• [Record set]
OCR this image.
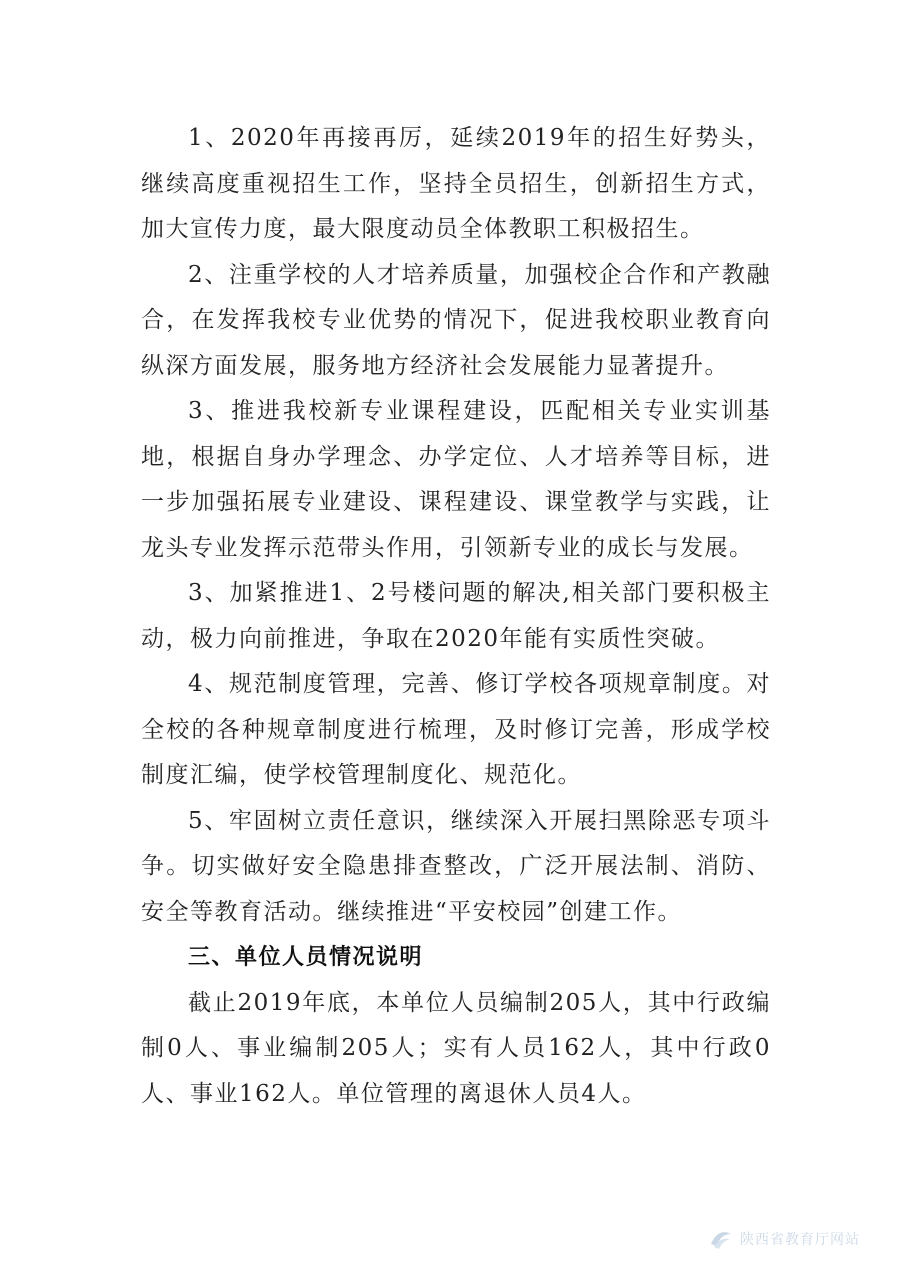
1、2020年再接再厉，延续2019年的招生好势头，继续高度重视招生工作，坚持全员招生，创新招生方式，加大宣传力度，最大限度动员全体教职工积极招生。

2、注重学校的人才培养质量，加强校企合作和产教融合，在发挥我校专业优势的情况下，促进我校职业教育向纵深方面发展，服务地方经济社会发展能力显著提升。

3、推进我校新专业课程建设，匹配相关专业实训基地，根据自身办学理念、办学定位、人才培养等目标，进一步加强拓展专业建设、课程建设、课堂教学与实践，让龙头专业发挥示范带头作用，引领新专业的成长与发展。

3、加紧推进1、2号楼问题的解决,相关部门要积极主动，极力向前推进，争取在2020年能有实质性突破。

4、规范制度管理，完善、修订学校各项规章制度。对全校的各种规章制度进行梳理，及时修订完善，形成学校制度汇编，使学校管理制度化、规范化。

5、牢固树立责任意识，继续深入开展扫黑除恶专项斗争。切实做好安全隐患排查整改，广泛开展法制、消防、安全等教育活动。继续推进“平安校园”创建工作。

三、单位人员情况说明

截止2019年底，本单位人员编制205人，其中行政编制0人、事业编制205人；实有人员162人，其中行政0人、事业162人。单位管理的离退休人员4人。

陕西省教育厅网站
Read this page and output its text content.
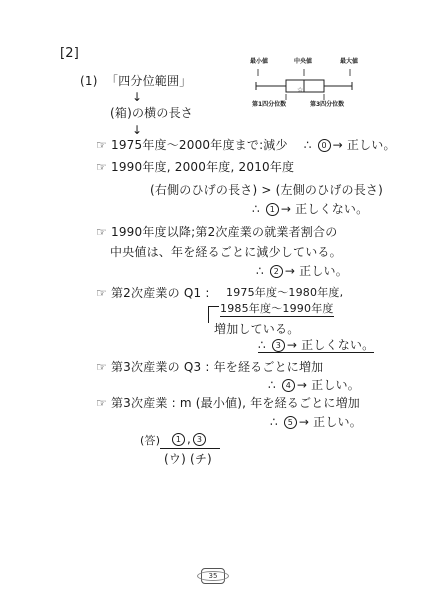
[2]
最小値	中央値	最大値
☆
第1四分位数	第3四分位数
(1) 「四分位範囲」
↓
(箱)の横の長さ
↓
☞ 1975年度〜2000年度まで:減少 ∴ 0 → 正しい。
☞ 1990年度, 2000年度, 2010年度
(右側のひげの長さ) > (左側のひげの長さ)
∴ 1 → 正しくない。
☞ 1990年度以降;第2次産業の就業者割合の
中央値は、年を経るごとに減少している。
∴ 2 → 正しい。
☞ 第2次産業の Q1 : 1975年度〜1980年度,
1985年度〜1990年度
増加している。
∴ 3 → 正しくない。
☞ 第3次産業の Q3 : 年を経るごとに増加
∴ 4 → 正しい。
☞ 第3次産業 : m (最小値), 年を経るごとに増加
∴ 5 → 正しい。
(答)	1 , 3
(ウ) (チ)
35
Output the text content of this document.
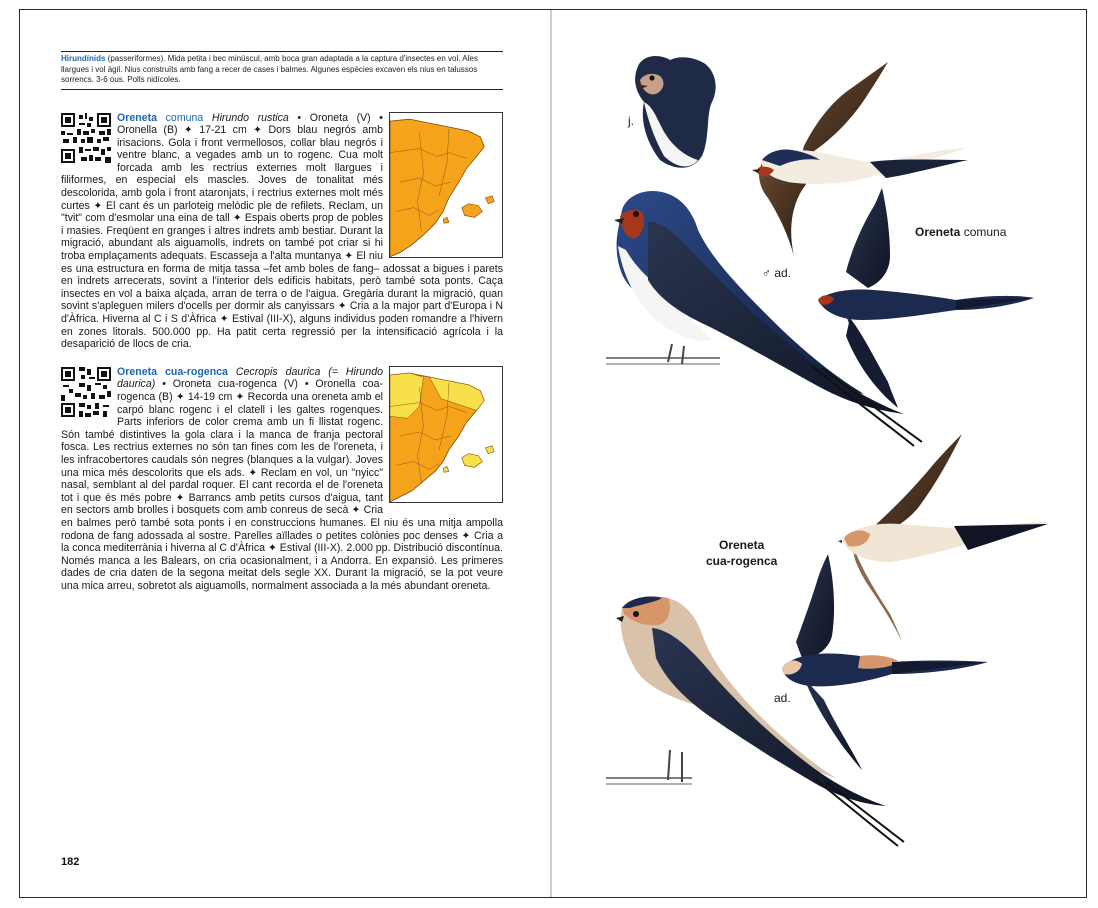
Hirundínids (passeriformes). Mida petita i bec minúscul, amb boca gran adaptada a la captura d'insectes en vol. Ales llargues i vol àgil. Nius construïts amb fang a recer de cases i balmes. Algunes espècies excaven els nius en talussos sorrencs. 3-6 ous. Polls nidícoles.
Oreneta comuna Hirundo rustica • Oroneta (V) • Oronella (B) ✦ 17-21 cm ✦ Dors blau negrós amb irisacions. Gola i front vermellosos, collar blau negrós i ventre blanc, a vegades amb un to rogenc. Cua molt forcada amb les rectrius externes molt llargues i filiformes, en especial els mascles. Joves de tonalitat més descolorida, amb gola i front ataronjats, i rectrius externes molt més curtes ✦ El cant és un parloteig melòdic ple de refilets. Reclam, un "tvit" com d'esmolar una eina de tall ✦ Espais oberts prop de pobles i masies. Freqüent en granges i altres indrets amb bestiar. Durant la migració, abundant als aiguamolls, indrets on també pot criar si hi troba emplaçaments adequats. Escasseja a l'alta muntanya ✦ El niu es una estructura en forma de mitja tassa –fet amb boles de fang– adossat a bigues i parets en indrets arrecerats, sovint a l'interior dels edificis habitats, però també sota ponts. Caça insectes en vol a baixa alçada, arran de terra o de l'aigua. Gregària durant la migració, quan sovint s'apleguen milers d'ocells per dormir als canyissars ✦ Cria a la major part d'Europa i N d'Àfrica. Hiverna al C i S d'Àfrica ✦ Estival (III-X), alguns individus poden romandre a l'hivern en zones litorals. 500.000 pp. Ha patit certa regressió per la intensificació agrícola i la desaparició de llocs de cria.
Oreneta cua-rogenca Cecropis daurica (= Hirundo daurica) • Oroneta cua-rogenca (V) • Oronella coa-rogenca (B) ✦ 14-19 cm ✦ Recorda una oreneta amb el carpó blanc rogenc i el clatell i les galtes rogenques. Parts inferiors de color crema amb un fi llistat rogenc. Són també distintives la gola clara i la manca de franja pectoral fosca. Les rectrius externes no són tan fines com les de l'oreneta, i les infracobertores caudals són negres (blanques a la vulgar). Joves una mica més descolorits que els ads. ✦ Reclam en vol, un "nyicc" nasal, semblant al del pardal roquer. El cant recorda el de l'oreneta tot i que és més pobre ✦ Barrancs amb petits cursos d'aigua, tant en sectors amb brolles i bosquets com amb conreus de secà ✦ Cria en balmes però també sota ponts i en construccions humanes. El niu és una mitja ampolla rodona de fang adossada al sostre. Parelles aïllades o petites colònies poc denses ✦ Cria a la conca mediterrània i hiverna al C d'Àfrica ✦ Estival (III-X). 2.000 pp. Distribució discontínua. Només manca a les Balears, on cria ocasionalment, i a Andorra. En expansió. Les primeres dades de cria daten de la segona meitat dels segle XX. Durant la migració, se la pot veure una mica arreu, sobretot als aiguamolls, normalment associada a la més abundant oreneta.
182
j.
♂ ad.
Oreneta comuna
Oreneta
cua-rogenca
ad.
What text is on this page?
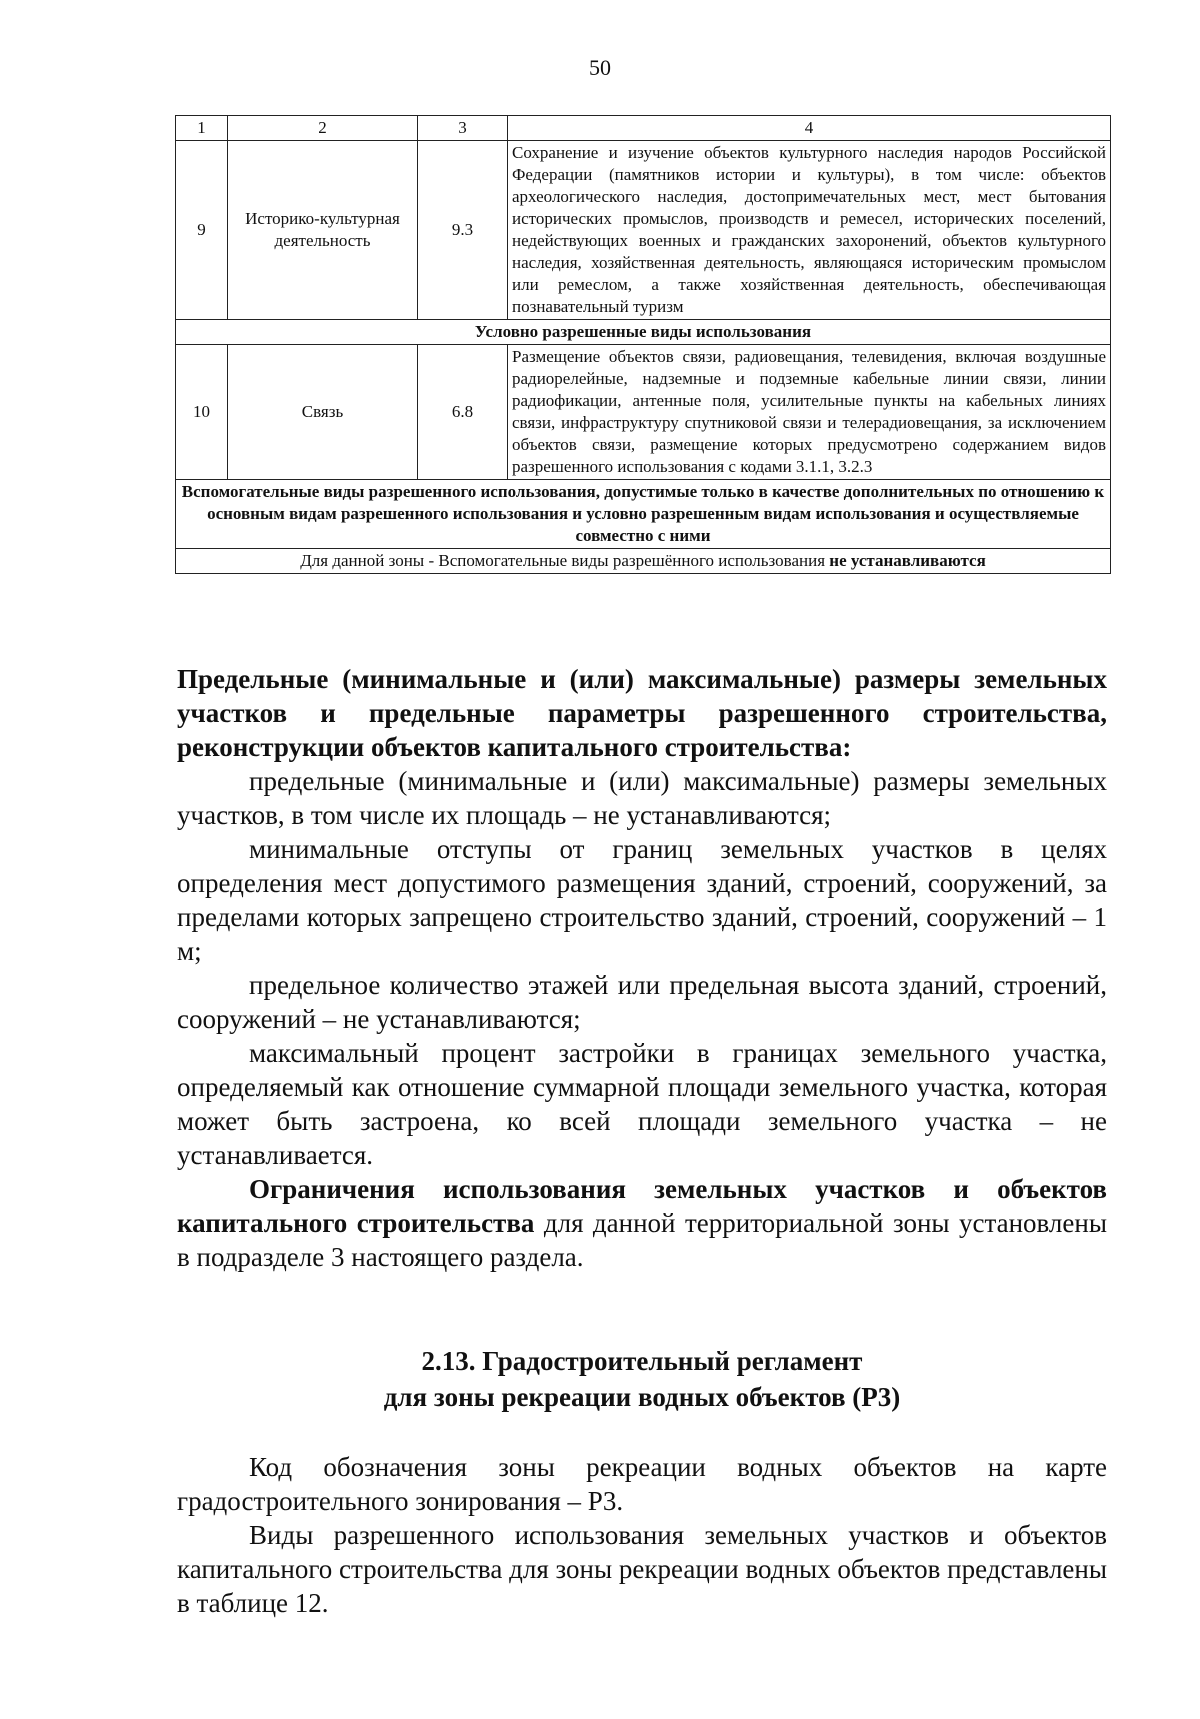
50
1	2	3	4
9	Историко-культурная деятельность	9.3	Сохранение и изучение объектов культурного наследия народов Российской Федерации (памятников истории и культуры), в том числе: объектов археологического наследия, достопримечательных мест, мест бытования исторических промыслов, производств и ремесел, исторических поселений, недействующих военных и гражданских захоронений, объектов культурного наследия, хозяйственная деятельность, являющаяся историческим промыслом или ремеслом, а также хозяйственная деятельность, обеспечивающая познавательный туризм
Условно разрешенные виды использования			
10	Связь	6.8	Размещение объектов связи, радиовещания, телевидения, включая воздушные радиорелейные, надземные и подземные кабельные линии связи, линии радиофикации, антенные поля, усилительные пункты на кабельных линиях связи, инфраструктуру спутниковой связи и телерадиовещания, за исключением объектов связи, размещение которых предусмотрено содержанием видов разрешенного использования с кодами 3.1.1, 3.2.3
Вспомогательные виды разрешенного использования, допустимые только в качестве дополнительных по отношению к основным видам разрешенного использования и условно разрешенным видам использования и осуществляемые совместно с ними			
Для данной зоны - Вспомогательные виды разрешённого использования не устанавливаются			

Предельные (минимальные и (или) максимальные) размеры земельных участков и предельные параметры разрешенного строительства, реконструкции объектов капитального строительства:

предельные (минимальные и (или) максимальные) размеры земельных участков, в том числе их площадь – не устанавливаются;

минимальные отступы от границ земельных участков в целях определения мест допустимого размещения зданий, строений, сооружений, за пределами которых запрещено строительство зданий, строений, сооружений – 1 м;

предельное количество этажей или предельная высота зданий, строений, сооружений – не устанавливаются;

максимальный процент застройки в границах земельного участка, определяемый как отношение суммарной площади земельного участка, которая может быть застроена, ко всей площади земельного участка – не устанавливается.

Ограничения использования земельных участков и объектов капитального строительства для данной территориальной зоны установлены в подразделе 3 настоящего раздела.

2.13. Градостроительный регламент
для зоны рекреации водных объектов (Р3)

Код обозначения зоны рекреации водных объектов на карте градостроительного зонирования – Р3.

Виды разрешенного использования земельных участков и объектов капитального строительства для зоны рекреации водных объектов представлены в таблице 12.
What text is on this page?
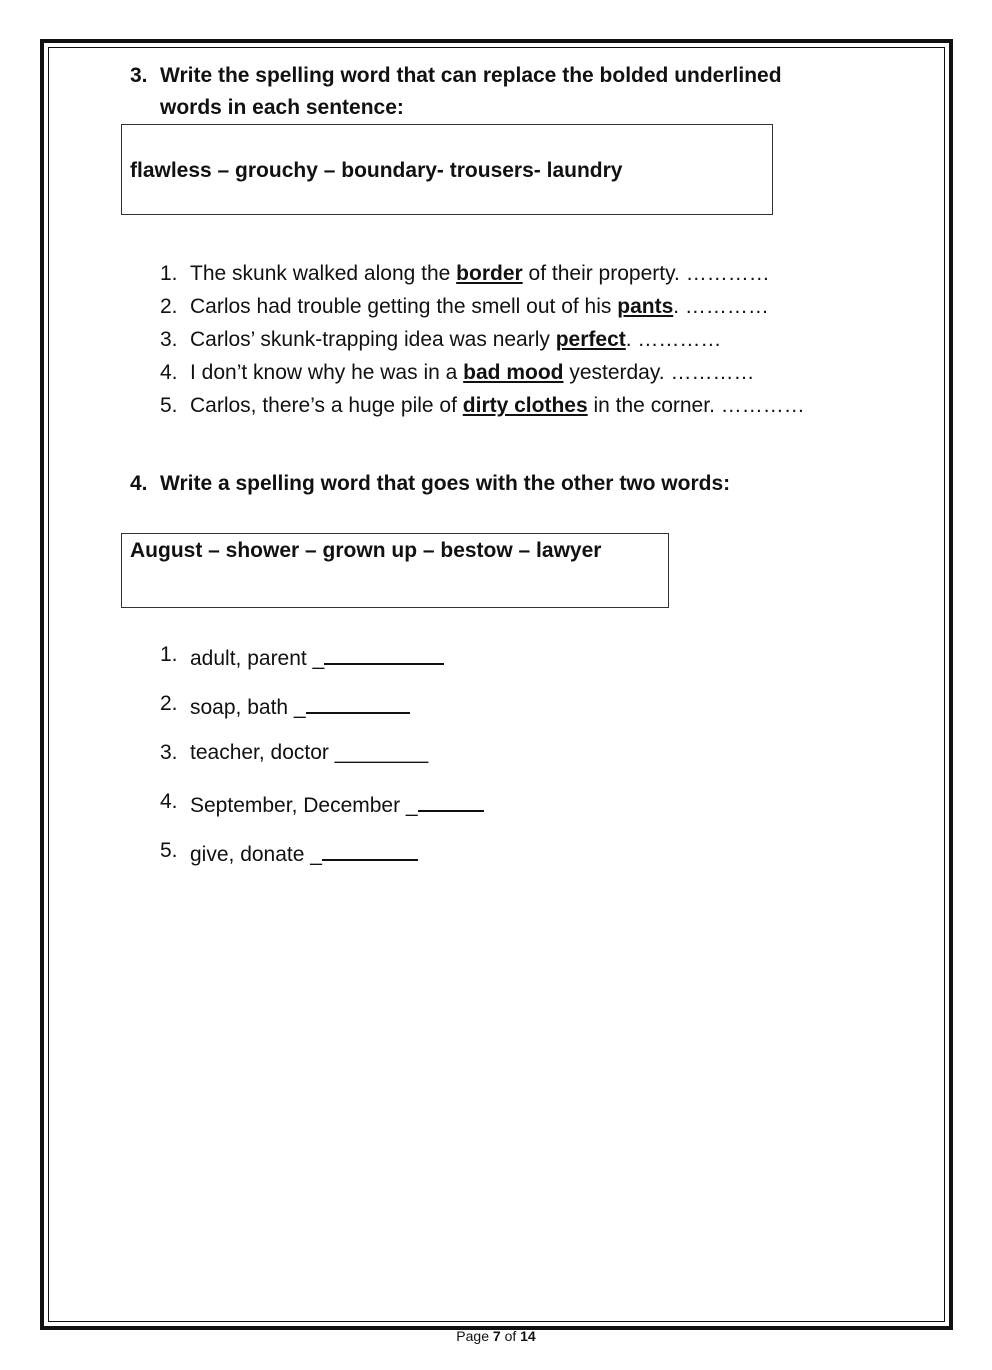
3. Write the spelling word that can replace the bolded underlined
words in each sentence:
flawless – grouchy – boundary- trousers- laundry
1. The skunk walked along the border of their property. …………
2. Carlos had trouble getting the smell out of his pants. …………
3. Carlos’ skunk-trapping idea was nearly perfect. …………
4. I don’t know why he was in a bad mood yesterday. …………
5. Carlos, there’s a huge pile of dirty clothes in the corner. …………
4. Write a spelling word that goes with the other two words:
August – shower – grown up – bestow – lawyer
1. adult, parent _
2. soap, bath _
3. teacher, doctor ________
4. September, December _
5. give, donate _
Page 7 of 14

• [Exercise] Find the lines holding "объектов" and list every one.

• [Output of the exercise]
9	Историко-культурная деятельность	9.3	Сохранение и изучение объектов культурного наследия народов Российской Федерации (памятников истории и культуры), в том числе: объектов археологического наследия, достопримечательных мест, мест бытования исторических промыслов, производств и ремесел, исторических поселений, недействующих военных и гражданских захоронений, объектов культурного наследия, хозяйственная деятельность, являющаяся историческим промыслом или ремеслом, а также хозяйственная деятельность, обеспечивающая познавательный туризм
10	Связь	6.8	Размещение объектов связи, радиовещания, телевидения, включая воздушные радиорелейные, надземные и подземные кабельные линии связи, линии радиофикации, антенные поля, усилительные пункты на кабельных линиях связи, инфраструктуру спутниковой связи и телерадиовещания, за исключением объектов связи, размещение которых предусмотрено содержанием видов разрешенного использования с кодами 3.1.1, 3.2.3
Предельные (минимальные и (или) максимальные) размеры земельных участков и предельные параметры разрешенного строительства, реконструкции объектов капитального строительства:
Ограничения использования земельных участков и объектов капитального строительства для данной территориальной зоны установлены в подразделе 3 настоящего раздела.
для зоны рекреации водных объектов (Р3)
Код обозначения зоны рекреации водных объектов на карте градостроительного зонирования – Р3.
Виды разрешенного использования земельных участков и объектов капитального строительства для зоны рекреации водных объектов представлены в таблице 12.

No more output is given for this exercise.